[Task instructions]
Give the data below again exactly as it stands. Omit the pictures.

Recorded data
-------------------------

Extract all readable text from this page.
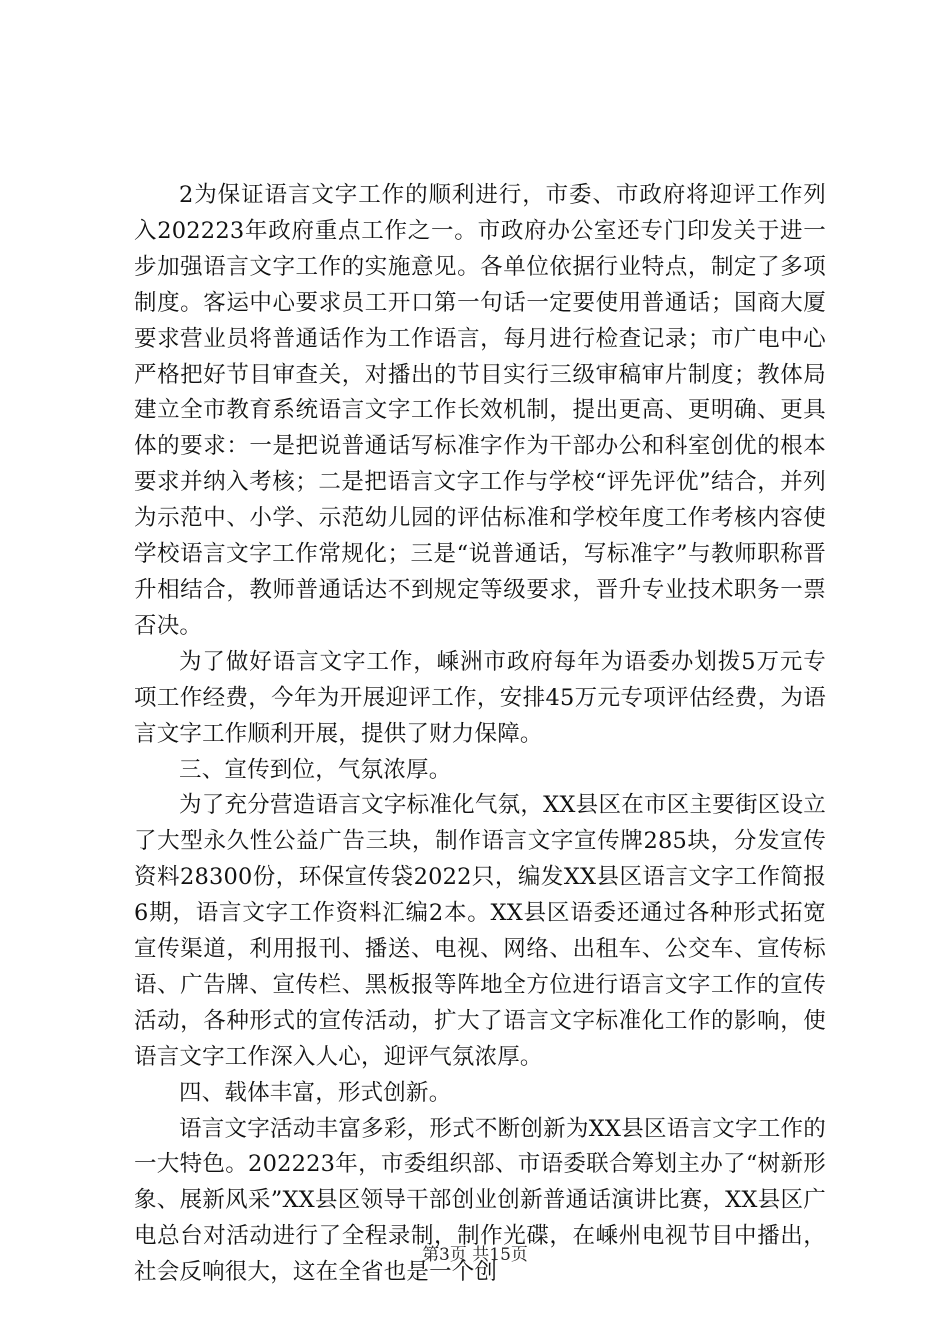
2为保证语言文字工作的顺利进行，市委、市政府将迎评工作列入202223年政府重点工作之一。市政府办公室还专门印发关于进一步加强语言文字工作的实施意见。各单位依据行业特点，制定了多项制度。客运中心要求员工开口第一句话一定要使用普通话；国商大厦要求营业员将普通话作为工作语言，每月进行检查记录；市广电中心严格把好节目审查关，对播出的节目实行三级审稿审片制度；教体局建立全市教育系统语言文字工作长效机制，提出更高、更明确、更具体的要求：一是把说普通话写标准字作为干部办公和科室创优的根本要求并纳入考核；二是把语言文字工作与学校“评先评优”结合，并列为示范中、小学、示范幼儿园的评估标准和学校年度工作考核内容使学校语言文字工作常规化；三是“说普通话，写标准字”与教师职称晋升相结合，教师普通话达不到规定等级要求，晋升专业技术职务一票否决。

为了做好语言文字工作，嵊洲市政府每年为语委办划拨5万元专项工作经费，今年为开展迎评工作，安排45万元专项评估经费，为语言文字工作顺利开展，提供了财力保障。

三、宣传到位，气氛浓厚。

为了充分营造语言文字标准化气氛，XX县区在市区主要街区设立了大型永久性公益广告三块，制作语言文字宣传牌285块，分发宣传资料28300份，环保宣传袋2022只，编发XX县区语言文字工作简报6期，语言文字工作资料汇编2本。XX县区语委还通过各种形式拓宽宣传渠道，利用报刊、播送、电视、网络、出租车、公交车、宣传标语、广告牌、宣传栏、黑板报等阵地全方位进行语言文字工作的宣传活动，各种形式的宣传活动，扩大了语言文字标准化工作的影响，使语言文字工作深入人心，迎评气氛浓厚。

四、载体丰富，形式创新。

语言文字活动丰富多彩，形式不断创新为XX县区语言文字工作的一大特色。202223年，市委组织部、市语委联合筹划主办了“树新形象、展新风采”XX县区领导干部创业创新普通话演讲比赛，XX县区广电总台对活动进行了全程录制，制作光碟，在嵊州电视节目中播出，社会反响很大，这在全省也是一个创

第3页 共15页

-------------------------

[Response for this exercise]
Extract all readable text from this page.
2为保证语言文字工作的顺利进行，市委、市政府将迎评工作列入202223年政府重点工作之一。市政府办公室还专门印发关于进一步加强语言文字工作的实施意见。各单位依据行业特点，制定了多项制度。客运中心要求员工开口第一句话一定要使用普通话；国商大厦要求营业员将普通话作为工作语言，每月进行检查记录；市广电中心严格把好节目审查关，对播出的节目实行三级审稿审片制度；教体局建立全市教育系统语言文字工作长效机制，提出更高、更明确、更具体的要求：一是把说普通话写标准字作为干部办公和科室创优的根本要求并纳入考核；二是把语言文字工作与学校“评先评优”结合，并列为示范中、小学、示范幼儿园的评估标准和学校年度工作考核内容使学校语言文字工作常规化；三是“说普通话，写标准字”与教师职称晋升相结合，教师普通话达不到规定等级要求，晋升专业技术职务一票否决。

为了做好语言文字工作，嵊洲市政府每年为语委办划拨5万元专项工作经费，今年为开展迎评工作，安排45万元专项评估经费，为语言文字工作顺利开展，提供了财力保障。

三、宣传到位，气氛浓厚。

为了充分营造语言文字标准化气氛，XX县区在市区主要街区设立了大型永久性公益广告三块，制作语言文字宣传牌285块，分发宣传资料28300份，环保宣传袋2022只，编发XX县区语言文字工作简报6期，语言文字工作资料汇编2本。XX县区语委还通过各种形式拓宽宣传渠道，利用报刊、播送、电视、网络、出租车、公交车、宣传标语、广告牌、宣传栏、黑板报等阵地全方位进行语言文字工作的宣传活动，各种形式的宣传活动，扩大了语言文字标准化工作的影响，使语言文字工作深入人心，迎评气氛浓厚。

四、载体丰富，形式创新。

语言文字活动丰富多彩，形式不断创新为XX县区语言文字工作的一大特色。202223年，市委组织部、市语委联合筹划主办了“树新形象、展新风采”XX县区领导干部创业创新普通话演讲比赛，XX县区广电总台对活动进行了全程录制，制作光碟，在嵊州电视节目中播出，社会反响很大，这在全省也是一个创

第3页 共15页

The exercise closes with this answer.